Tâches à réaliser:
(1) D'après l'article sur la rencontre sino-américaine en Alaska, quel format a été retenu pour les discussions ?
(2) Rédigez la suite de l'article sur la rencontre sino-américaine en Alaska, après sa dernière phrase.

Extrait du texte:
- - - - - - -

Les dossiers épineux entre les deux grandes puissances sont nombreux: taxes commerciales, propriété intellectuelle, Hong Kong, le Xinjiang ou encore Taïwan. Difficile pourtant d'attendre beaucoup de cette rencontre.
Le choix du lieu de la réunion témoigne de l'état des relations: Washington ou Pékin étant diplomatiquement inenvisageables, l'Alaska – à mi-chemin entre les deux capitales – s'est imposé comme un compromis acceptable. Mais le format des discussions sera aussi glacial que la température négative de la région: trois séances de trois heures sans aparté. Les négociateurs ne devraient même pas dîner ensemble.
Les deux parties ne s'entendent même pas sur la nature de la rencontre. La Chine parle d'un "Dialogue stratégique de haut niveau", ce qui sous-entend en filigrane le début d'un processus de négociation et de discussion sur la durée.
Le secrétaire d'Etat américain Antony Blinken a lui rejeté cette appellation: "Il n'y a aucun intérêt de notre part, à ce stade, de nous engager dans une série de négociations".
Une prise de température
Une rencontre dans de telles conditions sert essentiellement de prise de température. Au pire, chacun déballera son lot de doléances. Au mieux, les deux côtés tenteront d'identifier les domaines où ils peuvent éventuellement envisager une coopération mutuelle, comme le climat par exemple. Mais les observateurs sont plutôt très pessimistes.
Pékin a redoublé d'agressivité ces dernières semaines, que ce soit en mer de Chine du Sud ou à Hong Kong. Quant à l'équipe Biden, elle n'a pour l'heure pas dévié de la ligne dure de Donald Trump. Washington a même haussé le ton ces dernières 24 heures en annonçant des sanctions à l'encontre d'une vingtaine de hauts responsables chinois impliqués dans le démantèlement du système hongkongais et en lançant des procédures à l'encontre de plusieurs entreprises chinoises actives aux Etats-Unis dans les secteurs des communications et des nouvelles technologies.
En tournée en Asie ces deux derniers jours, Antony Blinken a pour sa part réaffirmé le fort engagement américain aux côtés de Tokyo et Séoul en critiquant vertement la Chine et ses nombreuses violations du droit international. "La démocratie et les droits de l'homme sont remis en cause dans la région […] nous repousserons la Chine si nécessaire, particulièrement si elle recourt à la coercition ou à l'agression pour arriver à ses fins", a-t-il déclaré à la veille des pourparlers en Alaska.

- - - - - - -

Enregistrements conservés
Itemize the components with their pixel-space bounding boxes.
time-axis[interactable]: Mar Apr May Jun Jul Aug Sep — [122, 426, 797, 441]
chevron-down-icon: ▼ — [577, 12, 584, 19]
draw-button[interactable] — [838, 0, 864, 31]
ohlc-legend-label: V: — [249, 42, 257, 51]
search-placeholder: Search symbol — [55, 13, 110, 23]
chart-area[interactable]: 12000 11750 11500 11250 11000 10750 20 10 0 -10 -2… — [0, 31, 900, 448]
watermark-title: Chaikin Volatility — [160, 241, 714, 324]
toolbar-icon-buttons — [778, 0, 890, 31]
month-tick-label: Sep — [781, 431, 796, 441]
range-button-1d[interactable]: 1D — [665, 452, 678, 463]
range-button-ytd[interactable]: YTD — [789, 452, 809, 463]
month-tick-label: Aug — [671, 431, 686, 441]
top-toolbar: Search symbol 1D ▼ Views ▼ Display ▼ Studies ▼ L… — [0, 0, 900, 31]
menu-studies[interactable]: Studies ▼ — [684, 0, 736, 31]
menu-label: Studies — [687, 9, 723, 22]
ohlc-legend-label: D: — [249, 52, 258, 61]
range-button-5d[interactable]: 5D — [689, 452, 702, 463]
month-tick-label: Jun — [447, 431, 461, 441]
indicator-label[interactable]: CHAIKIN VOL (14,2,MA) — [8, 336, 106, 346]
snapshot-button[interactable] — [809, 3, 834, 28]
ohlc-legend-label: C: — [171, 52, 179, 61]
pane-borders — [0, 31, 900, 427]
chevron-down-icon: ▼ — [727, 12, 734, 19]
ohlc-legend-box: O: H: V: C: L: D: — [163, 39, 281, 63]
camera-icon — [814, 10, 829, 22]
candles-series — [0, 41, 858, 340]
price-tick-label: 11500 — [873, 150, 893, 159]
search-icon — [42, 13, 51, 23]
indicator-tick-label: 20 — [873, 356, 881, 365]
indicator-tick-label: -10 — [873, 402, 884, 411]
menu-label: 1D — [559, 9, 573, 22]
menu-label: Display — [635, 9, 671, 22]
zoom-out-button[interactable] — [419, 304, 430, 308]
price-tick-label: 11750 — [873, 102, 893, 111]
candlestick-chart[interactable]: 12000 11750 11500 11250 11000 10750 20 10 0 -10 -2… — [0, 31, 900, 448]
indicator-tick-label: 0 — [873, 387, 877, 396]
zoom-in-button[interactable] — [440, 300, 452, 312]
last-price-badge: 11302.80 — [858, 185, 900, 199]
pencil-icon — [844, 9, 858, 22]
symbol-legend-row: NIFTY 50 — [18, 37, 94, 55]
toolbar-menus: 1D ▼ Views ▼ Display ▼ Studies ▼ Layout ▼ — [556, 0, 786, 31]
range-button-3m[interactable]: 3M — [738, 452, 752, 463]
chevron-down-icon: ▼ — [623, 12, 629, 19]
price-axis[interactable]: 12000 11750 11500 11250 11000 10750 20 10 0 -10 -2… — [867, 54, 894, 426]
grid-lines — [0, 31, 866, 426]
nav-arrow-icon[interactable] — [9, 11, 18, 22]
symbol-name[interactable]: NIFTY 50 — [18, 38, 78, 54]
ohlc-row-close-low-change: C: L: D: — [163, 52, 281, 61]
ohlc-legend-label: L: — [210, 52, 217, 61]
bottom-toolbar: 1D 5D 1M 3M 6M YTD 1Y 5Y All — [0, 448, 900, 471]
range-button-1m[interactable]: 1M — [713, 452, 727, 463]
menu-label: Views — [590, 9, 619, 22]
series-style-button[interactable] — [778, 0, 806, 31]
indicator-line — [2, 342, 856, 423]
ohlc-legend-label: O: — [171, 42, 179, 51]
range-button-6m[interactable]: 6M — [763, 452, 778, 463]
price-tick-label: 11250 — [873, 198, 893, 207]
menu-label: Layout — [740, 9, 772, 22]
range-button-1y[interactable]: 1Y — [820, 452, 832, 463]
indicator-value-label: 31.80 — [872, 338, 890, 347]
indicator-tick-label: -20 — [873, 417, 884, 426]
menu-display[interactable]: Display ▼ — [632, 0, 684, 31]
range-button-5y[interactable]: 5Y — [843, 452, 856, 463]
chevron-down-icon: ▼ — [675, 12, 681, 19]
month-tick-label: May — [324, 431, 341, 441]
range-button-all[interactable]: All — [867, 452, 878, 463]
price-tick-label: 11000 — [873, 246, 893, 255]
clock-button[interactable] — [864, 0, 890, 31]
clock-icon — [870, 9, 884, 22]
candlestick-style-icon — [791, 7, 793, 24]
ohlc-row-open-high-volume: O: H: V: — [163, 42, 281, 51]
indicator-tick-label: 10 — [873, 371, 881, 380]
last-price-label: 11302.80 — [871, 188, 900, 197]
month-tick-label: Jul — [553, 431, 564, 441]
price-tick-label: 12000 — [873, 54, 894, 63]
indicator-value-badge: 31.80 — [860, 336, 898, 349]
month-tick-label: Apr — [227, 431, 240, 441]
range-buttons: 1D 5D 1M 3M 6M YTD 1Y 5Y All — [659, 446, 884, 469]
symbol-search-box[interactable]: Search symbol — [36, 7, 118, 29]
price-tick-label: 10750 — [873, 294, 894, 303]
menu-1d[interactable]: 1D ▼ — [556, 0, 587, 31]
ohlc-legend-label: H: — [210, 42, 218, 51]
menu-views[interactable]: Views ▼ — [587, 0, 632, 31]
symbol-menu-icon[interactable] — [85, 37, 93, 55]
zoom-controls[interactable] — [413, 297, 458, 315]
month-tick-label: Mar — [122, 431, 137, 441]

- - - - - - -

Réponses dans l'ordre:
(1) Trois séances de trois heures, sans aparté.

(2)
Le ministère chinois des Affaires étrangères a rapidement réagi suite à ces propos, qualifiant les rencontres du secrétaire d'Etat américain avec ses homologues japonais et sud-coréens de "complots entre méchants". Les esprits sont loin d'être apaisés au moment de se faire face.
Michael Peuker/ebz
Washington doit "contenir" la Chine face à la mondialisation
Professeur émérite de Relations internationales à Sciences-Po Paris, Bertrand Badie a rappelé dans La Matinale de la RTS que les Etats-Unis semblent depuis un bon moment dans une phase nationaliste, de méfiance à l'égard d'une mondialisation qu'ils avaient pourtant portée sinon inventée.
"Et la meilleure façon pour eux de se protéger des risques d'une mondialisation qui leur semble finalement défavorable, c'est de rétablir une politique protectionniste", a-t-il expliqué. "Et surtout de contenir le pays qui, actuellement, profite le plus de la mondialisation. Dans leur esprit c'est la Chine, ce qui n'est pas tout à fait faux".
Bertrand Badie a encore relevé que face à Pékin Washington n'a guère de marge de manoeuvre. "Biden n'a pas d'autre choix que de prolonger la politique protectionniste, d'endiguement, de surveillance commerciale mais aussi militaire dans la zone d'Asie orientale face à la Chine de Xi Jinping qui se caractérise par ailleurs par un tour de vis autoritaire qui donnera aux Etats-Unis d'autant plus de champ pour la stigmatiser et la dénoncer".
Un format sans précédent
Le sommet d'Anchorage réunit le Secrétaire d’Etat américain Tony Blinken et le Conseiller à la sécurité nationale Jake Sullivan d'un côté, et le ministre des Affaires étrangères chinois Wang Yi et le diplomate en chef du parti communiste chinois Yang Jiechi de l'autre.
"Ce format deux + deux est sans précédent pour les Etats-Unis", a souligné Antoine Bondaz, chargé de recherche à la Fondation pour la Recherche Stratégique, dans l'émission Tout un monde. "Généralement, quand on parle de deux+deux, c'est le secrétaire d'Etat et le secrétaire à la Défense qui rencontrent leurs homologues. Là, c'est un format innovant".
Pour ce spécialiste qui est aussi enseignant à Science Po Paris, le message de Washington est extrêmement clair: il s'agit de discuter avec les bonnes personnes, avec le parti bien plus qu'avec le gouvernement.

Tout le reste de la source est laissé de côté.